**Task objective:** Repeat each line exactly as it is written.

******************************

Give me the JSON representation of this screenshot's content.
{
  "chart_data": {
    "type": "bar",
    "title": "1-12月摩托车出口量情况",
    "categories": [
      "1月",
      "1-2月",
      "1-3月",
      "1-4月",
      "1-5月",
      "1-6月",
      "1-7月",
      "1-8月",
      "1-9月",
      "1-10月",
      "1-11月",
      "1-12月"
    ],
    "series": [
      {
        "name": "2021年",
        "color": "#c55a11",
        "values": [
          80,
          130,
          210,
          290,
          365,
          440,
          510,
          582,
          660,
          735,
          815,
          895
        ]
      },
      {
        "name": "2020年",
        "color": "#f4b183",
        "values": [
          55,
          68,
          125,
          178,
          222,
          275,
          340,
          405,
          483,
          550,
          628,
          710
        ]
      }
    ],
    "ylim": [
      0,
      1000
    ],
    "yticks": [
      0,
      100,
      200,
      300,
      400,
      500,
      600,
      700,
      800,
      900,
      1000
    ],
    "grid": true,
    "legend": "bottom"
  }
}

******************************

**Output of the task:**
Give me the JSON representation of this screenshot's content.
{
  "chart_data": {
    "type": "bar",
    "title": "1-12月摩托车出口量情况",
    "categories": [
      "1月",
      "1-2月",
      "1-3月",
      "1-4月",
      "1-5月",
      "1-6月",
      "1-7月",
      "1-8月",
      "1-9月",
      "1-10月",
      "1-11月",
      "1-12月"
    ],
    "series": [
      {
        "name": "2021年",
        "color": "#c55a11",
        "values": [
          80,
          130,
          210,
          290,
          365,
          440,
          510,
          582,
          660,
          735,
          815,
          895
        ]
      },
      {
        "name": "2020年",
        "color": "#f4b183",
        "values": [
          55,
          68,
          125,
          178,
          222,
          275,
          340,
          405,
          483,
          550,
          628,
          710
        ]
      }
    ],
    "ylim": [
      0,
      1000
    ],
    "yticks": [
      0,
      100,
      200,
      300,
      400,
      500,
      600,
      700,
      800,
      900,
      1000
    ],
    "grid": true,
    "legend": "bottom"
  }
}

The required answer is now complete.